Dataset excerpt
::::

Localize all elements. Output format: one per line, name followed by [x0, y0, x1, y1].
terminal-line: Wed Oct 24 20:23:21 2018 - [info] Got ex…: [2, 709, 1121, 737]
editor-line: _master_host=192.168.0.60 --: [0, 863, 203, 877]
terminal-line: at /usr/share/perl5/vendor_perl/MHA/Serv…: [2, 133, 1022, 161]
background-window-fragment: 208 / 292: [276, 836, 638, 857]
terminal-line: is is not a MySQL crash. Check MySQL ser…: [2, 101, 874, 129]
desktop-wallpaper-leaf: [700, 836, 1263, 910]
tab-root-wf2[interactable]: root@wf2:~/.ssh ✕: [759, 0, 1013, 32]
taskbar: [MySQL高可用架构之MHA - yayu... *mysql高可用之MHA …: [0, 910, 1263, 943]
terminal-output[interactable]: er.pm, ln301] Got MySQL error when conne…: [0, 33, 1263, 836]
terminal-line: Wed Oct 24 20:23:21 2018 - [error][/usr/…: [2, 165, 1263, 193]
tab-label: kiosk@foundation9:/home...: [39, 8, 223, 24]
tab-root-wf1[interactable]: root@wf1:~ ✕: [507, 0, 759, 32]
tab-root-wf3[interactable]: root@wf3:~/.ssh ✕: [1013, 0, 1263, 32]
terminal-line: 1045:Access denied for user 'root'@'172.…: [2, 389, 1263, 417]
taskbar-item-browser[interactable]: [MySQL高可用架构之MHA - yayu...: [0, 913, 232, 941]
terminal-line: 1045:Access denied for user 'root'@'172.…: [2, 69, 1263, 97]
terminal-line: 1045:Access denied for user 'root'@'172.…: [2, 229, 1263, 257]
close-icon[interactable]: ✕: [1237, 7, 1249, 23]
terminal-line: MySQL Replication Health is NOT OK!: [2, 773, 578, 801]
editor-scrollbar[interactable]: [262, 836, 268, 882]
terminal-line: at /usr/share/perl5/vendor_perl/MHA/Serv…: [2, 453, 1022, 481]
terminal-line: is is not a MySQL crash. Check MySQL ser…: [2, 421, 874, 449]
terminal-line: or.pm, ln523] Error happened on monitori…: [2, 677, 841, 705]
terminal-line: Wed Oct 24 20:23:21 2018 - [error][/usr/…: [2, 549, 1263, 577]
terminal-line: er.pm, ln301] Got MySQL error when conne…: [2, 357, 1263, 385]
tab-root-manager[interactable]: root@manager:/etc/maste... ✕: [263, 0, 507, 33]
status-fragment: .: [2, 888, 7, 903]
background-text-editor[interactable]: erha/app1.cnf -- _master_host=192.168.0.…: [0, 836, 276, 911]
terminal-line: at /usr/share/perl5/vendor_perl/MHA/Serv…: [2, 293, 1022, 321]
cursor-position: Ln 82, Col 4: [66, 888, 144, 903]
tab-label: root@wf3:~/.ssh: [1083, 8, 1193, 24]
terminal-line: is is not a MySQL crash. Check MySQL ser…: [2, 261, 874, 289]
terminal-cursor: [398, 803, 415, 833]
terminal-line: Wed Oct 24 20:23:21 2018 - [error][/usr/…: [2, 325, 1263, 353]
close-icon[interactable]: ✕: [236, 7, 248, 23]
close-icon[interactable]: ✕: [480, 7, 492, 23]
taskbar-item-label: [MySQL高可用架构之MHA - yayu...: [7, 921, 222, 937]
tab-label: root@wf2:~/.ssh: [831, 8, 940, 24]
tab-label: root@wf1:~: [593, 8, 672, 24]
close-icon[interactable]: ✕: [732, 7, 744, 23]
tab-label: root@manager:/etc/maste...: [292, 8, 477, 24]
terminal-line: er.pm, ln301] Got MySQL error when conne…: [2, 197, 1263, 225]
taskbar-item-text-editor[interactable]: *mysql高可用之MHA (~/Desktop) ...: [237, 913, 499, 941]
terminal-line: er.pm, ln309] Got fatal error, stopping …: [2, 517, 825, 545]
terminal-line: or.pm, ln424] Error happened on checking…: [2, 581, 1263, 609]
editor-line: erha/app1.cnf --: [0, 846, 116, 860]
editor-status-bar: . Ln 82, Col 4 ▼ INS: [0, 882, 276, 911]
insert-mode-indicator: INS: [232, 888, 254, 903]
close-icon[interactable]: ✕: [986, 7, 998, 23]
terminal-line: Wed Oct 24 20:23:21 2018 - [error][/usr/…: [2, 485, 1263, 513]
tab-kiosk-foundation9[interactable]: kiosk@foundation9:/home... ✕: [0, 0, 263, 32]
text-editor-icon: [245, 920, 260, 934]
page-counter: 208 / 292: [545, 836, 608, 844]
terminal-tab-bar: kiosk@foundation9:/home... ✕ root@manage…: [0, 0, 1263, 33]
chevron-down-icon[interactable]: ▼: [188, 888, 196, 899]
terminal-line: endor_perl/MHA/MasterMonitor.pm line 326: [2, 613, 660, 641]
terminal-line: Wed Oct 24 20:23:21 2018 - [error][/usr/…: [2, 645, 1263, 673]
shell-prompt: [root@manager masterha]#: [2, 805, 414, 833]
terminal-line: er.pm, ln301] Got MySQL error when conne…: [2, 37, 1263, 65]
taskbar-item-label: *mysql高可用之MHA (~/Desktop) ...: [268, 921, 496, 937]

::::

Can you update the material above so that every "terminal-line" becomes "console-line", with nothing else changed?

Localize all elements. Output format: one per line, name followed by [x0, y0, x1, y1].
console-line: Wed Oct 24 20:23:21 2018 - [info] Got ex…: [2, 709, 1121, 737]
editor-line: _master_host=192.168.0.60 --: [0, 863, 203, 877]
console-line: at /usr/share/perl5/vendor_perl/MHA/Serv…: [2, 133, 1022, 161]
background-window-fragment: 208 / 292: [276, 836, 638, 857]
console-line: is is not a MySQL crash. Check MySQL ser…: [2, 101, 874, 129]
desktop-wallpaper-leaf: [700, 836, 1263, 910]
tab-root-wf2[interactable]: root@wf2:~/.ssh ✕: [759, 0, 1013, 32]
taskbar: [MySQL高可用架构之MHA - yayu... *mysql高可用之MHA …: [0, 910, 1263, 943]
terminal-output[interactable]: er.pm, ln301] Got MySQL error when conne…: [0, 33, 1263, 836]
console-line: Wed Oct 24 20:23:21 2018 - [error][/usr/…: [2, 165, 1263, 193]
tab-label: kiosk@foundation9:/home...: [39, 8, 223, 24]
tab-root-wf1[interactable]: root@wf1:~ ✕: [507, 0, 759, 32]
tab-root-wf3[interactable]: root@wf3:~/.ssh ✕: [1013, 0, 1263, 32]
console-line: 1045:Access denied for user 'root'@'172.…: [2, 389, 1263, 417]
taskbar-item-browser[interactable]: [MySQL高可用架构之MHA - yayu...: [0, 913, 232, 941]
console-line: 1045:Access denied for user 'root'@'172.…: [2, 69, 1263, 97]
console-line: 1045:Access denied for user 'root'@'172.…: [2, 229, 1263, 257]
close-icon[interactable]: ✕: [1237, 7, 1249, 23]
console-line: MySQL Replication Health is NOT OK!: [2, 773, 578, 801]
editor-scrollbar[interactable]: [262, 836, 268, 882]
console-line: at /usr/share/perl5/vendor_perl/MHA/Serv…: [2, 453, 1022, 481]
console-line: is is not a MySQL crash. Check MySQL ser…: [2, 421, 874, 449]
console-line: or.pm, ln523] Error happened on monitori…: [2, 677, 841, 705]
console-line: Wed Oct 24 20:23:21 2018 - [error][/usr/…: [2, 549, 1263, 577]
console-line: er.pm, ln301] Got MySQL error when conne…: [2, 357, 1263, 385]
tab-root-manager[interactable]: root@manager:/etc/maste... ✕: [263, 0, 507, 33]
status-fragment: .: [2, 888, 7, 903]
background-text-editor[interactable]: erha/app1.cnf -- _master_host=192.168.0.…: [0, 836, 276, 911]
console-line: at /usr/share/perl5/vendor_perl/MHA/Serv…: [2, 293, 1022, 321]
cursor-position: Ln 82, Col 4: [66, 888, 144, 903]
tab-label: root@wf3:~/.ssh: [1083, 8, 1193, 24]
console-line: is is not a MySQL crash. Check MySQL ser…: [2, 261, 874, 289]
terminal-cursor: [398, 803, 415, 833]
console-line: Wed Oct 24 20:23:21 2018 - [error][/usr/…: [2, 325, 1263, 353]
close-icon[interactable]: ✕: [236, 7, 248, 23]
close-icon[interactable]: ✕: [480, 7, 492, 23]
taskbar-item-label: [MySQL高可用架构之MHA - yayu...: [7, 921, 222, 937]
tab-label: root@wf2:~/.ssh: [831, 8, 940, 24]
tab-label: root@wf1:~: [593, 8, 672, 24]
close-icon[interactable]: ✕: [732, 7, 744, 23]
tab-label: root@manager:/etc/maste...: [292, 8, 477, 24]
console-line: er.pm, ln301] Got MySQL error when conne…: [2, 197, 1263, 225]
taskbar-item-text-editor[interactable]: *mysql高可用之MHA (~/Desktop) ...: [237, 913, 499, 941]
console-line: er.pm, ln309] Got fatal error, stopping …: [2, 517, 825, 545]
console-line: or.pm, ln424] Error happened on checking…: [2, 581, 1263, 609]
editor-line: erha/app1.cnf --: [0, 846, 116, 860]
editor-status-bar: . Ln 82, Col 4 ▼ INS: [0, 882, 276, 911]
insert-mode-indicator: INS: [232, 888, 254, 903]
close-icon[interactable]: ✕: [986, 7, 998, 23]
console-line: Wed Oct 24 20:23:21 2018 - [error][/usr/…: [2, 485, 1263, 513]
tab-kiosk-foundation9[interactable]: kiosk@foundation9:/home... ✕: [0, 0, 263, 32]
text-editor-icon: [245, 920, 260, 934]
page-counter: 208 / 292: [545, 836, 608, 844]
terminal-tab-bar: kiosk@foundation9:/home... ✕ root@manage…: [0, 0, 1263, 33]
chevron-down-icon[interactable]: ▼: [188, 888, 196, 899]
console-line: endor_perl/MHA/MasterMonitor.pm line 326: [2, 613, 660, 641]
console-line: Wed Oct 24 20:23:21 2018 - [error][/usr/…: [2, 645, 1263, 673]
shell-prompt: [root@manager masterha]#: [2, 805, 414, 833]
console-line: er.pm, ln301] Got MySQL error when conne…: [2, 37, 1263, 65]
taskbar-item-label: *mysql高可用之MHA (~/Desktop) ...: [268, 921, 496, 937]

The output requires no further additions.